The request -
Show every line of the items below that contains the string "section".

Dataset rows -
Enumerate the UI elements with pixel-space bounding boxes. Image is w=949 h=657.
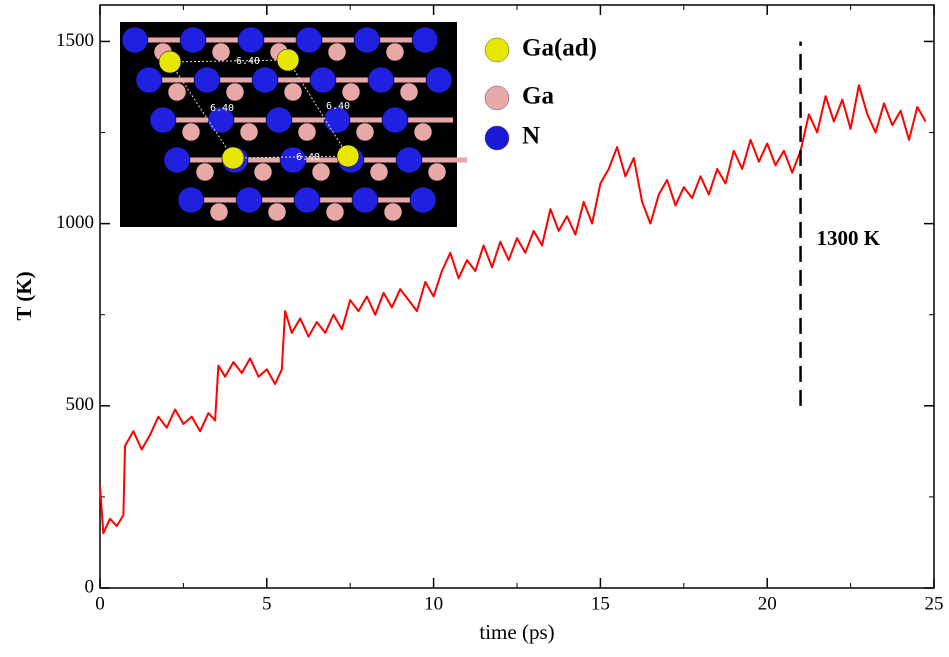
distance-label: 6.40 — [236, 56, 260, 67]
atom — [414, 123, 432, 141]
atom — [238, 27, 264, 53]
atom — [194, 67, 220, 93]
atom — [254, 163, 272, 181]
atom — [266, 107, 292, 133]
x-tick-label: 20 — [758, 593, 777, 614]
atom — [182, 123, 200, 141]
atom — [284, 83, 302, 101]
x-tick-label: 5 — [262, 593, 272, 614]
legend-label: Ga — [522, 83, 554, 110]
x-tick-label: 0 — [95, 593, 105, 614]
atom — [368, 67, 394, 93]
adatom — [222, 147, 244, 169]
y-tick-label: 500 — [66, 394, 95, 415]
atom — [352, 187, 378, 213]
atom — [412, 27, 438, 53]
chart: time (ps) T (K) 6.40 6.40 6.40 6.40 0 5 10 15 2… — [0, 0, 949, 657]
atom — [252, 67, 278, 93]
atom — [382, 107, 408, 133]
legend-label: N — [522, 123, 540, 150]
atom — [328, 43, 346, 61]
atom — [298, 123, 316, 141]
atom — [296, 27, 322, 53]
legend-swatch — [485, 86, 509, 110]
x-axis-label: time (ps) — [479, 620, 554, 644]
atom — [326, 203, 344, 221]
y-axis-label: T (K) — [12, 271, 36, 320]
atom — [168, 83, 186, 101]
atom — [312, 163, 330, 181]
atom — [294, 187, 320, 213]
atom — [410, 187, 436, 213]
adatom — [159, 51, 181, 73]
distance-label: 6.40 — [296, 152, 320, 163]
atom — [426, 67, 452, 93]
distance-label: 6.40 — [326, 101, 350, 112]
atom — [212, 43, 230, 61]
atom — [136, 67, 162, 93]
adatom — [337, 145, 359, 167]
atom — [354, 27, 380, 53]
legend-label: Ga(ad) — [522, 35, 597, 62]
atom — [384, 203, 402, 221]
y-tick-label: 0 — [85, 576, 95, 597]
atom — [396, 147, 422, 173]
atom — [268, 203, 286, 221]
atom — [178, 187, 204, 213]
x-tick-label: 25 — [925, 593, 944, 614]
atom — [226, 83, 244, 101]
atom — [236, 187, 262, 213]
atom — [164, 147, 190, 173]
inset-image: 6.40 6.40 6.40 6.40 — [120, 22, 467, 227]
y-tick-label: 1000 — [56, 212, 94, 233]
legend-swatch — [485, 38, 509, 62]
atom — [150, 107, 176, 133]
legend-swatch — [485, 126, 509, 150]
atom — [386, 43, 404, 61]
adatom — [277, 49, 299, 71]
x-tick-label: 15 — [591, 593, 610, 614]
distance-label: 6.40 — [210, 103, 234, 114]
atom — [196, 163, 214, 181]
atom — [210, 203, 228, 221]
atom — [428, 163, 446, 181]
annotation: 1300 K — [817, 226, 881, 250]
y-tick-label: 1500 — [56, 30, 94, 51]
atom — [240, 123, 258, 141]
atom — [122, 27, 148, 53]
atom — [356, 123, 374, 141]
atom — [400, 83, 418, 101]
atom — [180, 27, 206, 53]
atom — [370, 163, 388, 181]
atom — [342, 83, 360, 101]
x-tick-label: 10 — [424, 593, 443, 614]
atom — [310, 67, 336, 93]
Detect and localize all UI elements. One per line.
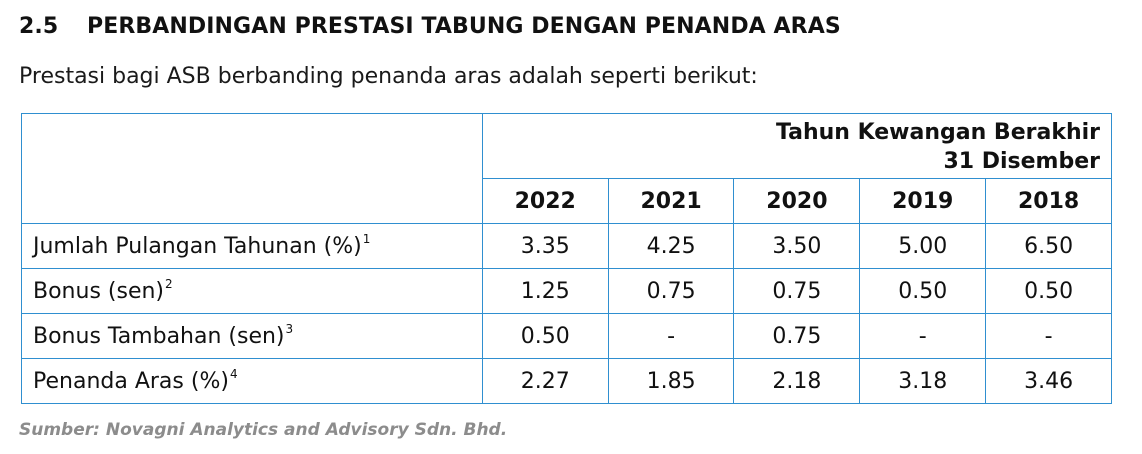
table-row-benchmark: Penanda Aras (%)4 2.27 1.85 2.18 3.18 3.… — [21, 358, 1112, 404]
table-cell: 0.75 — [607, 268, 735, 314]
row-label: Bonus (sen)2 — [21, 268, 483, 314]
table-cell: - — [985, 313, 1112, 359]
footnote-marker: 1 — [362, 231, 371, 246]
table-row-annual-return: Jumlah Pulangan Tahunan (%)1 3.35 4.25 3… — [21, 223, 1112, 269]
year-header-2019: 2019 — [859, 178, 987, 224]
empty-header-cell — [21, 113, 483, 224]
year-header-2021: 2021 — [607, 178, 735, 224]
table-cell: 3.46 — [985, 358, 1112, 404]
source-note: Sumber: Novagni Analytics and Advisory S… — [19, 420, 508, 440]
row-label: Bonus Tambahan (sen)3 — [21, 313, 483, 359]
row-label-text: Jumlah Pulangan Tahunan (%) — [33, 233, 362, 259]
table-cell: 0.50 — [859, 268, 987, 314]
row-label: Penanda Aras (%)4 — [21, 358, 483, 404]
row-label-text: Bonus (sen) — [33, 278, 165, 304]
table-cell: - — [607, 313, 735, 359]
table-cell: 1.85 — [607, 358, 735, 404]
intro-text: Prestasi bagi ASB berbanding penanda ara… — [19, 64, 758, 89]
table-cell: 0.50 — [985, 268, 1112, 314]
table-cell: 2.18 — [733, 358, 861, 404]
row-label-text: Bonus Tambahan (sen) — [33, 323, 285, 349]
table-cell: 0.75 — [733, 313, 861, 359]
year-header-2018: 2018 — [985, 178, 1112, 224]
table-cell: 6.50 — [985, 223, 1112, 269]
financial-year-header-line1: Tahun Kewangan Berakhir — [775, 120, 1100, 145]
section-number: 2.5 — [19, 14, 59, 39]
footnote-marker: 2 — [165, 276, 173, 291]
table-cell: 0.75 — [733, 268, 861, 314]
table-cell: 1.25 — [481, 268, 609, 314]
table-cell: - — [859, 313, 987, 359]
table-cell: 3.35 — [481, 223, 609, 269]
header-row-financial-year: Tahun Kewangan Berakhir 31 Disember — [21, 113, 1113, 224]
row-label-text: Penanda Aras (%) — [33, 368, 229, 394]
table-cell: 2.27 — [481, 358, 609, 404]
section-title: PERBANDINGAN PRESTASI TABUNG DENGAN PENA… — [87, 14, 841, 39]
table-cell: 3.50 — [733, 223, 861, 269]
table-cell: 3.18 — [859, 358, 987, 404]
performance-table: Tahun Kewangan Berakhir 31 Disember 2022… — [21, 113, 1113, 404]
table-cell: 5.00 — [859, 223, 987, 269]
table-row-bonus: Bonus (sen)2 1.25 0.75 0.75 0.50 0.50 — [21, 268, 1112, 314]
financial-year-header-line2: 31 Disember — [943, 149, 1100, 174]
table-cell: 0.50 — [481, 313, 609, 359]
financial-year-header: Tahun Kewangan Berakhir 31 Disember — [481, 113, 1113, 179]
row-label: Jumlah Pulangan Tahunan (%)1 — [21, 223, 483, 269]
year-header-2022: 2022 — [481, 178, 609, 224]
year-header-2020: 2020 — [733, 178, 861, 224]
footnote-marker: 4 — [229, 366, 238, 381]
section-heading: 2.5 PERBANDINGAN PRESTASI TABUNG DENGAN P… — [19, 14, 841, 39]
table-row-additional-bonus: Bonus Tambahan (sen)3 0.50 - 0.75 - - — [21, 313, 1112, 359]
table-cell: 4.25 — [607, 223, 735, 269]
footnote-marker: 3 — [285, 321, 294, 336]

In response -
section-number: 2.5 — [19, 14, 59, 39]
section-title: PERBANDINGAN PRESTASI TABUNG DENGAN PENA… — [87, 14, 841, 39]
section-heading: 2.5 PERBANDINGAN PRESTASI TABUNG DENGAN P… — [19, 14, 841, 39]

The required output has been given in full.